**Work required:** Repeat all of the records verbatim.

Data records
--

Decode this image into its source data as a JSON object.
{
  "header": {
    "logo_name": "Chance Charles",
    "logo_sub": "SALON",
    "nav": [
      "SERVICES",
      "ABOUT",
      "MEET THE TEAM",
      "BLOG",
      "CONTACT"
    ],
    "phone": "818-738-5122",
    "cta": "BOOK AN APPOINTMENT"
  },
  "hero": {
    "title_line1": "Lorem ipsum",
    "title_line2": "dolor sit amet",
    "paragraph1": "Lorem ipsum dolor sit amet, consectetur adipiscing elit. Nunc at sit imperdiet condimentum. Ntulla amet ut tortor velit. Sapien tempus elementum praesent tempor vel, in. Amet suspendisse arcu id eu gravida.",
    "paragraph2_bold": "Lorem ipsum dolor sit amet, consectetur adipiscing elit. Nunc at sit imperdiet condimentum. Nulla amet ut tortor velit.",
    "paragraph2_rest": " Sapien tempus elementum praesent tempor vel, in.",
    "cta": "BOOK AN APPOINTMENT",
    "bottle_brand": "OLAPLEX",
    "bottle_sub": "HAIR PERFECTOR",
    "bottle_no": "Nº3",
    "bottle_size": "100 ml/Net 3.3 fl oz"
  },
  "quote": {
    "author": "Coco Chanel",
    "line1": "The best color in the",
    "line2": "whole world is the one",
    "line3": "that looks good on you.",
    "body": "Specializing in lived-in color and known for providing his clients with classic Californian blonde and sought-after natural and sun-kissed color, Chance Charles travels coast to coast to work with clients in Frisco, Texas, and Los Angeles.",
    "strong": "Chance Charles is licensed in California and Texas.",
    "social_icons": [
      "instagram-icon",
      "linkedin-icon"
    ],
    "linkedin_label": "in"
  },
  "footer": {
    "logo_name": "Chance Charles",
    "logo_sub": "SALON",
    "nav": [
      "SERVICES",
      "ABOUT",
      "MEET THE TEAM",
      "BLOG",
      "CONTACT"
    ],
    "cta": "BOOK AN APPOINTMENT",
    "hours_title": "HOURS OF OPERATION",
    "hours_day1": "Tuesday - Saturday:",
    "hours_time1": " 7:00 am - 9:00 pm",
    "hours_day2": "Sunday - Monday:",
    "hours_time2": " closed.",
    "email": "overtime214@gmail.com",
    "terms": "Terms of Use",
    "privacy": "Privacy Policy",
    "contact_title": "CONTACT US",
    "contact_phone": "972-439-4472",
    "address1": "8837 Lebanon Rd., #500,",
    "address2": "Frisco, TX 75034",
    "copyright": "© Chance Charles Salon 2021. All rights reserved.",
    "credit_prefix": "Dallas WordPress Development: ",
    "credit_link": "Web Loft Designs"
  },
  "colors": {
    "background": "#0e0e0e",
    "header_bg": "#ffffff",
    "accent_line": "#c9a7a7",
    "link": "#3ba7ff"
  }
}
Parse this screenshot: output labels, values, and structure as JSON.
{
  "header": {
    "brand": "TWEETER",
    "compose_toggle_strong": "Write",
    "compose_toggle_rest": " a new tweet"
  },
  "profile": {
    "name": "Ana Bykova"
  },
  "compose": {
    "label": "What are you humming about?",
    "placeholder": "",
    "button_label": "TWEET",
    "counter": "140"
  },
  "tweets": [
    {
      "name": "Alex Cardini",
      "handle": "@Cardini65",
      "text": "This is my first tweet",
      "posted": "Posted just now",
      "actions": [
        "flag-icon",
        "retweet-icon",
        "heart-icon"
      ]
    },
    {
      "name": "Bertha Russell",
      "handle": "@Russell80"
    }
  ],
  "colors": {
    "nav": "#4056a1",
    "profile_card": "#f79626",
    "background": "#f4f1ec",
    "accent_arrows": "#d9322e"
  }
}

--

**Correct answer:**
Decode this image into its source data as a JSON object.
{
  "header": {
    "logo_name": "Chance Charles",
    "logo_sub": "SALON",
    "nav": [
      "SERVICES",
      "ABOUT",
      "MEET THE TEAM",
      "BLOG",
      "CONTACT"
    ],
    "phone": "818-738-5122",
    "cta": "BOOK AN APPOINTMENT"
  },
  "hero": {
    "title_line1": "Lorem ipsum",
    "title_line2": "dolor sit amet",
    "paragraph1": "Lorem ipsum dolor sit amet, consectetur adipiscing elit. Nunc at sit imperdiet condimentum. Ntulla amet ut tortor velit. Sapien tempus elementum praesent tempor vel, in. Amet suspendisse arcu id eu gravida.",
    "paragraph2_bold": "Lorem ipsum dolor sit amet, consectetur adipiscing elit. Nunc at sit imperdiet condimentum. Nulla amet ut tortor velit.",
    "paragraph2_rest": " Sapien tempus elementum praesent tempor vel, in.",
    "cta": "BOOK AN APPOINTMENT",
    "bottle_brand": "OLAPLEX",
    "bottle_sub": "HAIR PERFECTOR",
    "bottle_no": "Nº3",
    "bottle_size": "100 ml/Net 3.3 fl oz"
  },
  "quote": {
    "author": "Coco Chanel",
    "line1": "The best color in the",
    "line2": "whole world is the one",
    "line3": "that looks good on you.",
    "body": "Specializing in lived-in color and known for providing his clients with classic Californian blonde and sought-after natural and sun-kissed color, Chance Charles travels coast to coast to work with clients in Frisco, Texas, and Los Angeles.",
    "strong": "Chance Charles is licensed in California and Texas.",
    "social_icons": [
      "instagram-icon",
      "linkedin-icon"
    ],
    "linkedin_label": "in"
  },
  "footer": {
    "logo_name": "Chance Charles",
    "logo_sub": "SALON",
    "nav": [
      "SERVICES",
      "ABOUT",
      "MEET THE TEAM",
      "BLOG",
      "CONTACT"
    ],
    "cta": "BOOK AN APPOINTMENT",
    "hours_title": "HOURS OF OPERATION",
    "hours_day1": "Tuesday - Saturday:",
    "hours_time1": " 7:00 am - 9:00 pm",
    "hours_day2": "Sunday - Monday:",
    "hours_time2": " closed.",
    "email": "overtime214@gmail.com",
    "terms": "Terms of Use",
    "privacy": "Privacy Policy",
    "contact_title": "CONTACT US",
    "contact_phone": "972-439-4472",
    "address1": "8837 Lebanon Rd., #500,",
    "address2": "Frisco, TX 75034",
    "copyright": "© Chance Charles Salon 2021. All rights reserved.",
    "credit_prefix": "Dallas WordPress Development: ",
    "credit_link": "Web Loft Designs"
  },
  "colors": {
    "background": "#0e0e0e",
    "header_bg": "#ffffff",
    "accent_line": "#c9a7a7",
    "link": "#3ba7ff"
  }
}
Parse this screenshot: output labels, values, and structure as JSON.
{
  "header": {
    "brand": "TWEETER",
    "compose_toggle_strong": "Write",
    "compose_toggle_rest": " a new tweet"
  },
  "profile": {
    "name": "Ana Bykova"
  },
  "compose": {
    "label": "What are you humming about?",
    "placeholder": "",
    "button_label": "TWEET",
    "counter": "140"
  },
  "tweets": [
    {
      "name": "Alex Cardini",
      "handle": "@Cardini65",
      "text": "This is my first tweet",
      "posted": "Posted just now",
      "actions": [
        "flag-icon",
        "retweet-icon",
        "heart-icon"
      ]
    },
    {
      "name": "Bertha Russell",
      "handle": "@Russell80"
    }
  ],
  "colors": {
    "nav": "#4056a1",
    "profile_card": "#f79626",
    "background": "#f4f1ec",
    "accent_arrows": "#d9322e"
  }
}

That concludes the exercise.